***** PASSAGE SHOWN
HCP Terraform Operator for Kubernetes

The HCP Terraform Operator leverages the CNCF operator framework to enable the management of HCP Terraform resources through Kubernetes Custom Resources.

This operator introduces several Custom Resources tailored for the seamless management of HCP Terraform resources:

• AgentPool: This resource manages HCP Terraform Agent Pools and Agent Tokens. It also supports on-demand scaling operations for HCP Terraform agents.
• Module: Facilitates the implementation of API-driven Run Workflows, streamlining the execution of Terraform configurations.
• Project: Oversees the management of HCP Terraform Projects, allowing for organized and efficient project handling within the Terraform ecosystem.
• Workspace: Handles the management of HCP Terraform Workspaces, providing a structured environment for resource provisioning and state management.

HCP Terraform Operator Use Cases

The HCP Terraform Operator has two main use cases that we’ll describe in the rest of the section:

1. Auto-scaling agent pools for HCP Terraform
2. Self-service infrastructure via Kubernetes native consumption

Auto-scaling agent pools for HCP Terraform

One of the primary use cases of the Terraform Operator is to provide platform teams with the ability to deploy and autoscale HCP Terraform agent pools on Kubernetes. The operator manages the lifecycle of agent deployment and registration via the AgentPool custom resource and can optionally monitor workspace queues to trigger autoscaling based on defined min and max replicas.

You may increase the maximum number of agents up to the value defined in autoscaling.maxReplicas or the licensed limit, depending on which limit is reached first. If there are no pending runs, the HCP Terraform Operator will reduce the number of agents to the specified value in autoscaling.minReplicas within the timeframe of autoscaling.cooldownPeriodSeconds. This mechanism allows you to only deploy additional agents when needed, and control costs.
**********
◆ WRITTEN INSTRUCTION
Extend the text on the HCP Terraform Operator, picking up right after its final sentence.
***** DATA EXCERPTS
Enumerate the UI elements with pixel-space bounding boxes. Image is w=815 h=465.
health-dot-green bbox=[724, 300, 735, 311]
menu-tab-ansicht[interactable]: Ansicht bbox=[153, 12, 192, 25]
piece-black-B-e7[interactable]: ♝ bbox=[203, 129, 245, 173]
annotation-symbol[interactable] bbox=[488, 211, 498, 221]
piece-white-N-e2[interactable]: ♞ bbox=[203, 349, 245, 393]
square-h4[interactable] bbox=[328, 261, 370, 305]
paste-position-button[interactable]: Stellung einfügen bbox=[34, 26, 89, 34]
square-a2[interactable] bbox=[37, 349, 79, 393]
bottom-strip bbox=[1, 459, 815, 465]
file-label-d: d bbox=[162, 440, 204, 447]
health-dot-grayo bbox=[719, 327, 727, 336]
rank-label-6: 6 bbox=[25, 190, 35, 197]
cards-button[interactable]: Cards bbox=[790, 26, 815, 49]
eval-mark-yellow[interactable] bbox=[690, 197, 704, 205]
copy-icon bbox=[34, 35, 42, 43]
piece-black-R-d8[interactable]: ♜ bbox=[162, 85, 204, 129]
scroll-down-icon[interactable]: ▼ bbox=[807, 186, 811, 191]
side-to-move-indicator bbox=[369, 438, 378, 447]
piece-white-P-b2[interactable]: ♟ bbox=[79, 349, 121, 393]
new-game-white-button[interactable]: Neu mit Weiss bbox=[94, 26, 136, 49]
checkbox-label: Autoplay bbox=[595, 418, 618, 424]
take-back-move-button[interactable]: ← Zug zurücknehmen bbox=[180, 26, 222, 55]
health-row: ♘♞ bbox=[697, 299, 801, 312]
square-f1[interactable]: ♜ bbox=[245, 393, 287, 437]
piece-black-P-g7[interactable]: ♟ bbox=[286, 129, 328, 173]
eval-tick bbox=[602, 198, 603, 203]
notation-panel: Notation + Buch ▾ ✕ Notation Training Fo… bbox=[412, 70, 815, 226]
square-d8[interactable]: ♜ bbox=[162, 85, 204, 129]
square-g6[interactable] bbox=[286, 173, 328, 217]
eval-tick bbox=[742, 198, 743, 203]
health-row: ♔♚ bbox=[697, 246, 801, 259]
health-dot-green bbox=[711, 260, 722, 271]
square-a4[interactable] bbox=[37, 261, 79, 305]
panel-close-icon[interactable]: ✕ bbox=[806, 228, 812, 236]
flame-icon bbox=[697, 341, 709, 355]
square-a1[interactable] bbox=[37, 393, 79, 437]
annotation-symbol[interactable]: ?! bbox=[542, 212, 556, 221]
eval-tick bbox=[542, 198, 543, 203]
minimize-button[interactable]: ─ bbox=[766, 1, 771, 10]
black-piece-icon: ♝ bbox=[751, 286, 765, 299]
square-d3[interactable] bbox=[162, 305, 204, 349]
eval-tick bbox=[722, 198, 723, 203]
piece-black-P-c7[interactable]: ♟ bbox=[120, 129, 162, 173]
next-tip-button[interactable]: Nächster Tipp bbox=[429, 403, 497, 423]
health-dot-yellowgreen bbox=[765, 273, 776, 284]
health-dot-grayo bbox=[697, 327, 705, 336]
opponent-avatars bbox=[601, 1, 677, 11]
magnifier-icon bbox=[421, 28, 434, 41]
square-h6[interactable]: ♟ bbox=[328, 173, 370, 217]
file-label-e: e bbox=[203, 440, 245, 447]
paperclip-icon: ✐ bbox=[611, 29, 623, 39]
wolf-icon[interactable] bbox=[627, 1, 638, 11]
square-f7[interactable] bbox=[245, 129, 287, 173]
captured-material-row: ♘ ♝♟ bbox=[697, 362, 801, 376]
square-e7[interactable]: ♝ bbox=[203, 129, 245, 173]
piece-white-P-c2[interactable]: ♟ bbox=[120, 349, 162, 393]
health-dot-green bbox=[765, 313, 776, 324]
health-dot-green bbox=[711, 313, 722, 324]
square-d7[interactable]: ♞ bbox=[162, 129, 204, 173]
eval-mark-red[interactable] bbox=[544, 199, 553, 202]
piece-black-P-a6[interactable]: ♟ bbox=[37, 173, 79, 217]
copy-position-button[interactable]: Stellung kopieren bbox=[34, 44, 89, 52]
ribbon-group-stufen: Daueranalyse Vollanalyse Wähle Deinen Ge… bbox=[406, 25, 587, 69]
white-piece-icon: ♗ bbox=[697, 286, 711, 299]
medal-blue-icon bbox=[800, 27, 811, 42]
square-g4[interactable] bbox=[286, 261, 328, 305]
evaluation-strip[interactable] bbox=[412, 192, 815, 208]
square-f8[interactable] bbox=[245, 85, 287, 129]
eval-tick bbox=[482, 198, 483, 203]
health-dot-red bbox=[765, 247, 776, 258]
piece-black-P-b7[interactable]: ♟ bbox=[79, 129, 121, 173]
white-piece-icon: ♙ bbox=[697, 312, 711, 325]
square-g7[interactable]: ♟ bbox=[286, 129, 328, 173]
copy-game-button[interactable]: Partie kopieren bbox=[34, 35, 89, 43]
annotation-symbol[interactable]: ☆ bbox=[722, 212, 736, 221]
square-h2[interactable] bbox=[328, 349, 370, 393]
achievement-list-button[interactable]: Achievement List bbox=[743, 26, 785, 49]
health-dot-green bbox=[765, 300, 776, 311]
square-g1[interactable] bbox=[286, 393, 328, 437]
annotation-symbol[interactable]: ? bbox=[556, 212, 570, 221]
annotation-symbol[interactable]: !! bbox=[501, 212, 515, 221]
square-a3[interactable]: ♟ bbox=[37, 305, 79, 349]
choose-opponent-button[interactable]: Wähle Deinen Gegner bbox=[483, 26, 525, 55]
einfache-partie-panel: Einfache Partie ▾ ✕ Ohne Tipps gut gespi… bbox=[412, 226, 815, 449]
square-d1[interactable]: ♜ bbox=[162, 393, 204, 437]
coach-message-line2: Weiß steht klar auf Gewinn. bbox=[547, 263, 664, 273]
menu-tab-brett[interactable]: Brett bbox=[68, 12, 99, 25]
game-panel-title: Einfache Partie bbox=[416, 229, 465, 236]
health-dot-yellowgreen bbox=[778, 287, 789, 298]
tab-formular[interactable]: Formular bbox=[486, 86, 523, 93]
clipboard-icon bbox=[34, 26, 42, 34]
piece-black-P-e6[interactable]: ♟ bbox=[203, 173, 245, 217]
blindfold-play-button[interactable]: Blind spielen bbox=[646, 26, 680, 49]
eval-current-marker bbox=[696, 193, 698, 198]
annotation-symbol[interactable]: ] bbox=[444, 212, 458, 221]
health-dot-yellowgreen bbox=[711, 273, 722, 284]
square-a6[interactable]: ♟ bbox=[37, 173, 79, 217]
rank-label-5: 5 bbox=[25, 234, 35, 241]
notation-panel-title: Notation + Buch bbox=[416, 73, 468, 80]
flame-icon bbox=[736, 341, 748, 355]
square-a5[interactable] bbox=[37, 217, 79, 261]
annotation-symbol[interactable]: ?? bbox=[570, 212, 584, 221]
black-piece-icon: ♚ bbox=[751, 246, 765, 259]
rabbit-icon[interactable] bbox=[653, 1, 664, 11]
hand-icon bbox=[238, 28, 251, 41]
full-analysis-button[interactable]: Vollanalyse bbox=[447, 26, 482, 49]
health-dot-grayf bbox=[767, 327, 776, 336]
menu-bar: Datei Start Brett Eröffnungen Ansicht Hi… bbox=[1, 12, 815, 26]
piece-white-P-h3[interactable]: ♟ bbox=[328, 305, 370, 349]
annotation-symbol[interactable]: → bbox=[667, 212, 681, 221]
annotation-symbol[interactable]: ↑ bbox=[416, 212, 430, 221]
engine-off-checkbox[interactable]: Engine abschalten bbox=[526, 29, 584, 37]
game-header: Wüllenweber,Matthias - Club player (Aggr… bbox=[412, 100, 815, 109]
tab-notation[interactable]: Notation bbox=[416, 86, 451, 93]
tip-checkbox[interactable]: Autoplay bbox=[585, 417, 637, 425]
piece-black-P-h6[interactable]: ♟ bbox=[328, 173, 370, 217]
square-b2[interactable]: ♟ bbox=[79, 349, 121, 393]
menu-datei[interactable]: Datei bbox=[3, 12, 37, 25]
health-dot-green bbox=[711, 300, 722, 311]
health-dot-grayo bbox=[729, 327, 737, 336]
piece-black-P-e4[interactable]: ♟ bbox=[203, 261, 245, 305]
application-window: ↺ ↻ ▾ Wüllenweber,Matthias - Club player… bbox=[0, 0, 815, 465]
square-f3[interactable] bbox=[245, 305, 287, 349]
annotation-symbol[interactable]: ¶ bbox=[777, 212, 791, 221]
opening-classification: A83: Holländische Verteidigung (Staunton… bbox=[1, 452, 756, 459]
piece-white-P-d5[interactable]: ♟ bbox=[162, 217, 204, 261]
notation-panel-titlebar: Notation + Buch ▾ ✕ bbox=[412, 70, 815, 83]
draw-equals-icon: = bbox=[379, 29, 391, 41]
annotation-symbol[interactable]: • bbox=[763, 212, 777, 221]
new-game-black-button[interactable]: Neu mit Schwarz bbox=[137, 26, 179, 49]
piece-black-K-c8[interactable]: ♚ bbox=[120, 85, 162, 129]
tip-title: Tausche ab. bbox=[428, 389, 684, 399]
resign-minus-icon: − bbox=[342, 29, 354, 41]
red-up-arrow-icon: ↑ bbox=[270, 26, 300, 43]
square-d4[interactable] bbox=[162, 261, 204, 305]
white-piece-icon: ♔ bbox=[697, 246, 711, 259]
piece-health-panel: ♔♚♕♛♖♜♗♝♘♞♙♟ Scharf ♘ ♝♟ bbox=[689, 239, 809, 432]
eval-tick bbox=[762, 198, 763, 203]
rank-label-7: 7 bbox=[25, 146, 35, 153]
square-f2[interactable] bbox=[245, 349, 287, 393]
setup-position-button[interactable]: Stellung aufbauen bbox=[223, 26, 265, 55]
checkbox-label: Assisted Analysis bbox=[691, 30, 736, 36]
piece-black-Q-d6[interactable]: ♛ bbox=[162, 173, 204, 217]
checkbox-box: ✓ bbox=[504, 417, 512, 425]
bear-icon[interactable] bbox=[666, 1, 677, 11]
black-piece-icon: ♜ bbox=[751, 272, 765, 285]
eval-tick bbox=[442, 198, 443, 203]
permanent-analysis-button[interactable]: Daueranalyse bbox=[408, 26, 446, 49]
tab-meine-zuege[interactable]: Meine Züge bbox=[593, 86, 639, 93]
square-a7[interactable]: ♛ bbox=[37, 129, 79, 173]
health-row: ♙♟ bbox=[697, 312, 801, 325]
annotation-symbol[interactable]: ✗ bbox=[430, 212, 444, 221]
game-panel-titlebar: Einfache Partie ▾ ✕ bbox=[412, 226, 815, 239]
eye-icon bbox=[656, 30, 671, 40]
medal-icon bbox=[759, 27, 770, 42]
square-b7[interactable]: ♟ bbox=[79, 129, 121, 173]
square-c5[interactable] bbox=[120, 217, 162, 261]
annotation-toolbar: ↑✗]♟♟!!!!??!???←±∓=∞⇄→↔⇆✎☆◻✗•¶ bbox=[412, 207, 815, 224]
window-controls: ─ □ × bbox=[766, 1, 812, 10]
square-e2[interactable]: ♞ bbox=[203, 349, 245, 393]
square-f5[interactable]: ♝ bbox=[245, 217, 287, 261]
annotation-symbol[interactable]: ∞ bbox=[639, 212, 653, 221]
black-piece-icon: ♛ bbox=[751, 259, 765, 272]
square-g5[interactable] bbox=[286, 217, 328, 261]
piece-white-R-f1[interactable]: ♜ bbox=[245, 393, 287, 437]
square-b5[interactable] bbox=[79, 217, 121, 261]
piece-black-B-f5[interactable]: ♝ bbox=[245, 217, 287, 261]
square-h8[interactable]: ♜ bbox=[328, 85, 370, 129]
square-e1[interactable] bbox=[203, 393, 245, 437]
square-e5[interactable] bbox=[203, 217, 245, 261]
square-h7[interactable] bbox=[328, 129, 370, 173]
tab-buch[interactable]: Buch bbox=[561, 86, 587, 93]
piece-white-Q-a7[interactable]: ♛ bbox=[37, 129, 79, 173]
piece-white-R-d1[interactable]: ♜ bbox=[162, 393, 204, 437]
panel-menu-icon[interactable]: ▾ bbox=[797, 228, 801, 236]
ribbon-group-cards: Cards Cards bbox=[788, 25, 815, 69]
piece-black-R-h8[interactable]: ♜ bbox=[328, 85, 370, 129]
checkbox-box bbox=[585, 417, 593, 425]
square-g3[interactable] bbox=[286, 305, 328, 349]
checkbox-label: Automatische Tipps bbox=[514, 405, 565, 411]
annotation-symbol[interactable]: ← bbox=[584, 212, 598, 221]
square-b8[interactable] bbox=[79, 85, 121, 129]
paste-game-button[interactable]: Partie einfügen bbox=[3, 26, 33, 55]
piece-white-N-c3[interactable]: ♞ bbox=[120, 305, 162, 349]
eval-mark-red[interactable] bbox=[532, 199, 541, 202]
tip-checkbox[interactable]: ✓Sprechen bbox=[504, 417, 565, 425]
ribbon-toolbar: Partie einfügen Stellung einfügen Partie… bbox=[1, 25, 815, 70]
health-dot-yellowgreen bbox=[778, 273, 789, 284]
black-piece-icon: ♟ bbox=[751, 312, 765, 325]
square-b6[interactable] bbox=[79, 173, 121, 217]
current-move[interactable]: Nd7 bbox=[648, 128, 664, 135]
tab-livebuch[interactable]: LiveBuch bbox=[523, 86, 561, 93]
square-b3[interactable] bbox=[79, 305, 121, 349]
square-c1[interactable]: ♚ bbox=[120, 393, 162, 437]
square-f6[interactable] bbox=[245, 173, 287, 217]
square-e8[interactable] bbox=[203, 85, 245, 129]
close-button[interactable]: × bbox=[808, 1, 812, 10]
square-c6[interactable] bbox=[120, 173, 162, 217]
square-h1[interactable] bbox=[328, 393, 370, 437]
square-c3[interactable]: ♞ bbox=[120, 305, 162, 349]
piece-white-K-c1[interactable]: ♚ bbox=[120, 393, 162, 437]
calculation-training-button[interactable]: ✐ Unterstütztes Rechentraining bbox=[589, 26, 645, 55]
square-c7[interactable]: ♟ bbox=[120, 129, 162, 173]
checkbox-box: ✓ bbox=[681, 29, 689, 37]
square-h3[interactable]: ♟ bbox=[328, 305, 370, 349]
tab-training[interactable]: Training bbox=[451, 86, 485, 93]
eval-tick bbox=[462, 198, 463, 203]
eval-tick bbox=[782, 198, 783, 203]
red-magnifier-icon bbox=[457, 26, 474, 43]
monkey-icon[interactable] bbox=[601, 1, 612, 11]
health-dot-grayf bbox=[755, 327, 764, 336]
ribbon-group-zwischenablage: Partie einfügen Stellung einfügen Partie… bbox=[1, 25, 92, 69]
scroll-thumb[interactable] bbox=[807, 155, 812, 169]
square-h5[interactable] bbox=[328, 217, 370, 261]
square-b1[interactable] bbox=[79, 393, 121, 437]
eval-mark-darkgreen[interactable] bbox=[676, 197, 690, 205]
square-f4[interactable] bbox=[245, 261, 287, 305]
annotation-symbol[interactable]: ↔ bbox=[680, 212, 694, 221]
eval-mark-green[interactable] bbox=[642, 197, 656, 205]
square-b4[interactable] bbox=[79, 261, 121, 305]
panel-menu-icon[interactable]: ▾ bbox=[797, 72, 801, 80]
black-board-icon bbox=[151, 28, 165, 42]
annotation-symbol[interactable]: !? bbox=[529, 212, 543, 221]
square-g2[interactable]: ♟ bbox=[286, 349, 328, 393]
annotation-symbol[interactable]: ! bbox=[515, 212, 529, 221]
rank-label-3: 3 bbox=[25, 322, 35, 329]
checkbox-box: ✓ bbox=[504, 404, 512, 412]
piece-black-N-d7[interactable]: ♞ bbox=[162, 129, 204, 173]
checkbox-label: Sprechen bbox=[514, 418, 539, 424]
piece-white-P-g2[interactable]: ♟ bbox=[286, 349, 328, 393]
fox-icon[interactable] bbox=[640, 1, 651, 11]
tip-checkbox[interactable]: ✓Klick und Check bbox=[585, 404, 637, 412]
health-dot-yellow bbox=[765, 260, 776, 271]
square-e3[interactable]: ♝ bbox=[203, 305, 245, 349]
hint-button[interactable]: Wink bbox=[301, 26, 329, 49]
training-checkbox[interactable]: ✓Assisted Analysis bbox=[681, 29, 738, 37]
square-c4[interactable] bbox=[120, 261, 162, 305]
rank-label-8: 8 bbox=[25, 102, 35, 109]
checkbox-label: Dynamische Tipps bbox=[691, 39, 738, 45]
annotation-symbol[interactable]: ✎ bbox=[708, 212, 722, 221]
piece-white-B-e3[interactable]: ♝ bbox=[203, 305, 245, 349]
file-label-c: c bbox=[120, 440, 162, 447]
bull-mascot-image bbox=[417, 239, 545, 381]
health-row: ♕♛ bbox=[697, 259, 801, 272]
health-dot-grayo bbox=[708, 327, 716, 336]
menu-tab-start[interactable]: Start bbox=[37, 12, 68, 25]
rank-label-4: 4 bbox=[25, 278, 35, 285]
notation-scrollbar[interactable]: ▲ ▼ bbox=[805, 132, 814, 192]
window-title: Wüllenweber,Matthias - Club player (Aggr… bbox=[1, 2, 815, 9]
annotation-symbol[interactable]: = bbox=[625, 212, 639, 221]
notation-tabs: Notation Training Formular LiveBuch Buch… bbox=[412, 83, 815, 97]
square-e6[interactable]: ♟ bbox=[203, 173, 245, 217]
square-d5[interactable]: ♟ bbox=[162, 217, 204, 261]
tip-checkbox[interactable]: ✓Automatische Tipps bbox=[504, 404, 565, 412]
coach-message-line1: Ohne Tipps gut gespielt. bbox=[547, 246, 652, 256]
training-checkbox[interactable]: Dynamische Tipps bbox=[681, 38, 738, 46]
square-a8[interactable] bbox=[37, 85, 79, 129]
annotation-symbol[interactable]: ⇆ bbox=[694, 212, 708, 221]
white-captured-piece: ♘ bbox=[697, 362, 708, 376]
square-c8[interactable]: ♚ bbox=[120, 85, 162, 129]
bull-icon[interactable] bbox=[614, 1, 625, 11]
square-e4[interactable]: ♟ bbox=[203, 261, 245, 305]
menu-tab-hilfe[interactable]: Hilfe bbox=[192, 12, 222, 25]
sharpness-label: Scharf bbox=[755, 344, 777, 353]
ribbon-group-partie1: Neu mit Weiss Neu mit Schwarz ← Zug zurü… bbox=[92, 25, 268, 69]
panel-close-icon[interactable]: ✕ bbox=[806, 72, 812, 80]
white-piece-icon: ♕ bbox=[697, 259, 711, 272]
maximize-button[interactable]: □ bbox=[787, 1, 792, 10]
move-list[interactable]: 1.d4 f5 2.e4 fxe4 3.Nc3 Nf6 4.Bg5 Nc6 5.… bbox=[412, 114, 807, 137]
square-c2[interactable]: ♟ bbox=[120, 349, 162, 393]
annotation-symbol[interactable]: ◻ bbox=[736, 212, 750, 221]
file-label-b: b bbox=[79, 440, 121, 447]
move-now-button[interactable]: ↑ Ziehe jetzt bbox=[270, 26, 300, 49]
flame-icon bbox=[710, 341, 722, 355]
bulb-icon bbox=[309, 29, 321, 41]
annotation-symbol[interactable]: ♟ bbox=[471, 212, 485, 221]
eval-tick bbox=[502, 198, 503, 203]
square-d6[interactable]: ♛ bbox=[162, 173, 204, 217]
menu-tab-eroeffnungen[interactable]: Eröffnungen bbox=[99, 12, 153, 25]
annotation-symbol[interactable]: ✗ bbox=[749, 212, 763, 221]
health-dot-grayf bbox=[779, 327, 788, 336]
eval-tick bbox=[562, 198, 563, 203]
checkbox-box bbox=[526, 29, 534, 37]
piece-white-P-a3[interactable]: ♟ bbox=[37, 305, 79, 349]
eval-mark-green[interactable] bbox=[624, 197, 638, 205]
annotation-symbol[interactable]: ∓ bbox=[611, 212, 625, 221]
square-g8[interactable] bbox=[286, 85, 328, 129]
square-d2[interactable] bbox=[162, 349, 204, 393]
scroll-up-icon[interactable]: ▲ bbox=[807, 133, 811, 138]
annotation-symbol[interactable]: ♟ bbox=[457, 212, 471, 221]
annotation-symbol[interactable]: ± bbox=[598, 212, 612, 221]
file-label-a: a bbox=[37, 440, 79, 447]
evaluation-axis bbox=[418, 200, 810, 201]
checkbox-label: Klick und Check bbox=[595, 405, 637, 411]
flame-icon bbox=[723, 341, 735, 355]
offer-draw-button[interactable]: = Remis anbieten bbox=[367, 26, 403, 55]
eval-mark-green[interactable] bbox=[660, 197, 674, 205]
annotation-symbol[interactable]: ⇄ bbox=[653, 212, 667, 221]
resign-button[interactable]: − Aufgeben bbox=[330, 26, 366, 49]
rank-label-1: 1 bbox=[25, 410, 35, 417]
**********
◆ REPLY TO THE EXERCISE
Egress considerations

The network egress requirements for the HCP Terraform agent apply to agents deployed using the HCP Terraform Operator for Kubernetes. These requirements cover the following areas:

• Provider endpoint connectivity
• Access to the Terraform registry
• Access to Terraform releases

See the following HCP Terraform agent documentation sections for details on the agent’s connectivity requirements:

• HCP Terraform agent connectivity requirements with HCP Terraform
• HCP Terraform agent connectivity requirements with Terraform Enterprise

Recommendations

HashiCorp recommends:

1. Using a dedicated Kubernetes cluster or logical node separation to host HCP Terraform agents
2. Use Kubernetes cluster autoscaling where available to manage cluster capacity dynamically. This recommendation is particularly applicable if you are using autoscaling agent pools and there is a high variance between peak and off-peak HCP Terraform run concurrency.

• Considering baseline run concurrency for health checks (drift detection and continuous validation) to set the autoscaling minReplicas parameter.
• Scale test your Kubernetes cluster up to your maximum intended concurrency and ensure sufficient capacity and dynamic scaling is handled under load.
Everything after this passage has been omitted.